Exercise details:
Every entry must be given again exactly.

* start Material shown *

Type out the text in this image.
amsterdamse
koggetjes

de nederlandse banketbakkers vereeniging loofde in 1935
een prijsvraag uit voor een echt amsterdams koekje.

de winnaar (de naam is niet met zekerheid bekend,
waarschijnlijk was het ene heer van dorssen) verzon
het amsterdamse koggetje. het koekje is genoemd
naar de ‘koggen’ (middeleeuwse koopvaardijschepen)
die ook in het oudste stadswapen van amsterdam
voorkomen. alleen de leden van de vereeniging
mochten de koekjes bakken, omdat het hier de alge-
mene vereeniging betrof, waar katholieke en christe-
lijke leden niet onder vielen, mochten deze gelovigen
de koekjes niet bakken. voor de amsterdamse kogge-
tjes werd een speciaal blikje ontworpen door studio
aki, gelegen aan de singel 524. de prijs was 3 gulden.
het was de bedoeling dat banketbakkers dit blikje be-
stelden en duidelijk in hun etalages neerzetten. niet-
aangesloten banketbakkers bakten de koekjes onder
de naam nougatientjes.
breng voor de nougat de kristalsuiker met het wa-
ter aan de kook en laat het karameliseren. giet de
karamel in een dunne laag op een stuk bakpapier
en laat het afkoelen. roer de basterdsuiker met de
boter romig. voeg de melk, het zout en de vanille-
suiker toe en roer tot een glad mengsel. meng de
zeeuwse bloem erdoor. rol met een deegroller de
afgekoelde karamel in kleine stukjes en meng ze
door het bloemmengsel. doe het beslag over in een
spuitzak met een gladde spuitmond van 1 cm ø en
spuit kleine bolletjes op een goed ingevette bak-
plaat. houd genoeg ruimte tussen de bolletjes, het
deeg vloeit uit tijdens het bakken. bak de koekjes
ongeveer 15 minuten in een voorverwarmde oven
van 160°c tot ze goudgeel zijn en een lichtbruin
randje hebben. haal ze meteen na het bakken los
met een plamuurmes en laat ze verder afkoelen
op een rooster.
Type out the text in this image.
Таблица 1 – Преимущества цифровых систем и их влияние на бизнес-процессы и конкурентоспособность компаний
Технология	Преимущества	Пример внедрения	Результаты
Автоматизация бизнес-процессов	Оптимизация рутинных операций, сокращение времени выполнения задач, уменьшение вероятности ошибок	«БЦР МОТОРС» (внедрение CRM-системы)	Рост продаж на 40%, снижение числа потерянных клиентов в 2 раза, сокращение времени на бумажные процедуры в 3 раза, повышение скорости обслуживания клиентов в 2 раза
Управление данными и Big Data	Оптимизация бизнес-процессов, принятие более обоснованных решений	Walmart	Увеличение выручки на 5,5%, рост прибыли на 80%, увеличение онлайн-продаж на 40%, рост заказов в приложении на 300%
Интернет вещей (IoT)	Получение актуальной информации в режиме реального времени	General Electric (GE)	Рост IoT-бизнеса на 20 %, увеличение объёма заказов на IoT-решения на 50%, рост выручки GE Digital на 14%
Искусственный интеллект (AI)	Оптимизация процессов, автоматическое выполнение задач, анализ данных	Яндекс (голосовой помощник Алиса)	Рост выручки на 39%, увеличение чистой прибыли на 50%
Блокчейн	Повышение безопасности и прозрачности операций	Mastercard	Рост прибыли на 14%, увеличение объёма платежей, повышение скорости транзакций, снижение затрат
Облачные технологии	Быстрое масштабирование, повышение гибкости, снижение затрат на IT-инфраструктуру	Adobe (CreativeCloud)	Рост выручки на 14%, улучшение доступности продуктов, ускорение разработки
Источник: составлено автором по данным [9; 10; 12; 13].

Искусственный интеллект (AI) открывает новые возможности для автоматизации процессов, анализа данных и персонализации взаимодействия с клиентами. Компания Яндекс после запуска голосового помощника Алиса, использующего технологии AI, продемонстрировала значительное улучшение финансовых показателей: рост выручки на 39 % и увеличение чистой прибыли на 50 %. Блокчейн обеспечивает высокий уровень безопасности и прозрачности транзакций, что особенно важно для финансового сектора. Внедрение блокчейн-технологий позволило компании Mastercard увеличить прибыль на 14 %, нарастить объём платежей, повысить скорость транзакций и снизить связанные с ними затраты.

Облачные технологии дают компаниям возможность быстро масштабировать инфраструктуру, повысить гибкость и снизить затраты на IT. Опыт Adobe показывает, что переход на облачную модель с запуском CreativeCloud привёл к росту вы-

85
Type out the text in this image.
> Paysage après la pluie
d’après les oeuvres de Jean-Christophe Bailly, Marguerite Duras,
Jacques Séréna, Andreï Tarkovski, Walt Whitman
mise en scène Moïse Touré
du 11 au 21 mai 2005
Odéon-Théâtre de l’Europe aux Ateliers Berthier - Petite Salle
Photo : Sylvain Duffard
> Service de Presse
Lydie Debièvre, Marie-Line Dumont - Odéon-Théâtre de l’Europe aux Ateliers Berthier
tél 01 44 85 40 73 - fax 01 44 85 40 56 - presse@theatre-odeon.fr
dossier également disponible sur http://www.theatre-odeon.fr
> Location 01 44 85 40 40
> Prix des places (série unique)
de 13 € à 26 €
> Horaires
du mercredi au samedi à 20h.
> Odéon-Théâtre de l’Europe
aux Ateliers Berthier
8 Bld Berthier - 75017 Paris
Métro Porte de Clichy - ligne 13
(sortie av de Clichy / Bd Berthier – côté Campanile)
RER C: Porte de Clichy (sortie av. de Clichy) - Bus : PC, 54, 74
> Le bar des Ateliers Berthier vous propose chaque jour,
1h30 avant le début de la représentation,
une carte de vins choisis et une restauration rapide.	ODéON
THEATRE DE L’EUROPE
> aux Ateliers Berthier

* end Material shown *

Result for this exercise:
Type out the text in this image.
amsterdamse
koggetjes

de nederlandse banketbakkers vereeniging loofde in 1935
een prijsvraag uit voor een echt amsterdams koekje.

de winnaar (de naam is niet met zekerheid bekend,
waarschijnlijk was het ene heer van dorssen) verzon
het amsterdamse koggetje. het koekje is genoemd
naar de ‘koggen’ (middeleeuwse koopvaardijschepen)
die ook in het oudste stadswapen van amsterdam
voorkomen. alleen de leden van de vereeniging
mochten de koekjes bakken, omdat het hier de alge-
mene vereeniging betrof, waar katholieke en christe-
lijke leden niet onder vielen, mochten deze gelovigen
de koekjes niet bakken. voor de amsterdamse kogge-
tjes werd een speciaal blikje ontworpen door studio
aki, gelegen aan de singel 524. de prijs was 3 gulden.
het was de bedoeling dat banketbakkers dit blikje be-
stelden en duidelijk in hun etalages neerzetten. niet-
aangesloten banketbakkers bakten de koekjes onder
de naam nougatientjes.
breng voor de nougat de kristalsuiker met het wa-
ter aan de kook en laat het karameliseren. giet de
karamel in een dunne laag op een stuk bakpapier
en laat het afkoelen. roer de basterdsuiker met de
boter romig. voeg de melk, het zout en de vanille-
suiker toe en roer tot een glad mengsel. meng de
zeeuwse bloem erdoor. rol met een deegroller de
afgekoelde karamel in kleine stukjes en meng ze
door het bloemmengsel. doe het beslag over in een
spuitzak met een gladde spuitmond van 1 cm ø en
spuit kleine bolletjes op een goed ingevette bak-
plaat. houd genoeg ruimte tussen de bolletjes, het
deeg vloeit uit tijdens het bakken. bak de koekjes
ongeveer 15 minuten in een voorverwarmde oven
van 160°c tot ze goudgeel zijn en een lichtbruin
randje hebben. haal ze meteen na het bakken los
met een plamuurmes en laat ze verder afkoelen
op een rooster.
Type out the text in this image.
Таблица 1 – Преимущества цифровых систем и их влияние на бизнес-процессы и конкурентоспособность компаний
Технология	Преимущества	Пример внедрения	Результаты
Автоматизация бизнес-процессов	Оптимизация рутинных операций, сокращение времени выполнения задач, уменьшение вероятности ошибок	«БЦР МОТОРС» (внедрение CRM-системы)	Рост продаж на 40%, снижение числа потерянных клиентов в 2 раза, сокращение времени на бумажные процедуры в 3 раза, повышение скорости обслуживания клиентов в 2 раза
Управление данными и Big Data	Оптимизация бизнес-процессов, принятие более обоснованных решений	Walmart	Увеличение выручки на 5,5%, рост прибыли на 80%, увеличение онлайн-продаж на 40%, рост заказов в приложении на 300%
Интернет вещей (IoT)	Получение актуальной информации в режиме реального времени	General Electric (GE)	Рост IoT-бизнеса на 20 %, увеличение объёма заказов на IoT-решения на 50%, рост выручки GE Digital на 14%
Искусственный интеллект (AI)	Оптимизация процессов, автоматическое выполнение задач, анализ данных	Яндекс (голосовой помощник Алиса)	Рост выручки на 39%, увеличение чистой прибыли на 50%
Блокчейн	Повышение безопасности и прозрачности операций	Mastercard	Рост прибыли на 14%, увеличение объёма платежей, повышение скорости транзакций, снижение затрат
Облачные технологии	Быстрое масштабирование, повышение гибкости, снижение затрат на IT-инфраструктуру	Adobe (CreativeCloud)	Рост выручки на 14%, улучшение доступности продуктов, ускорение разработки
Источник: составлено автором по данным [9; 10; 12; 13].

Искусственный интеллект (AI) открывает новые возможности для автоматизации процессов, анализа данных и персонализации взаимодействия с клиентами. Компания Яндекс после запуска голосового помощника Алиса, использующего технологии AI, продемонстрировала значительное улучшение финансовых показателей: рост выручки на 39 % и увеличение чистой прибыли на 50 %. Блокчейн обеспечивает высокий уровень безопасности и прозрачности транзакций, что особенно важно для финансового сектора. Внедрение блокчейн-технологий позволило компании Mastercard увеличить прибыль на 14 %, нарастить объём платежей, повысить скорость транзакций и снизить связанные с ними затраты.

Облачные технологии дают компаниям возможность быстро масштабировать инфраструктуру, повысить гибкость и снизить затраты на IT. Опыт Adobe показывает, что переход на облачную модель с запуском CreativeCloud привёл к росту вы-

85
Type out the text in this image.
> Paysage après la pluie
d’après les oeuvres de Jean-Christophe Bailly, Marguerite Duras,
Jacques Séréna, Andreï Tarkovski, Walt Whitman
mise en scène Moïse Touré
du 11 au 21 mai 2005
Odéon-Théâtre de l’Europe aux Ateliers Berthier - Petite Salle
Photo : Sylvain Duffard
> Service de Presse
Lydie Debièvre, Marie-Line Dumont - Odéon-Théâtre de l’Europe aux Ateliers Berthier
tél 01 44 85 40 73 - fax 01 44 85 40 56 - presse@theatre-odeon.fr
dossier également disponible sur http://www.theatre-odeon.fr
> Location 01 44 85 40 40
> Prix des places (série unique)
de 13 € à 26 €
> Horaires
du mercredi au samedi à 20h.
> Odéon-Théâtre de l’Europe
aux Ateliers Berthier
8 Bld Berthier - 75017 Paris
Métro Porte de Clichy - ligne 13
(sortie av de Clichy / Bd Berthier – côté Campanile)
RER C: Porte de Clichy (sortie av. de Clichy) - Bus : PC, 54, 74
> Le bar des Ateliers Berthier vous propose chaque jour,
1h30 avant le début de la représentation,
une carte de vins choisis et une restauration rapide.	ODéON
THEATRE DE L’EUROPE
> aux Ateliers Berthier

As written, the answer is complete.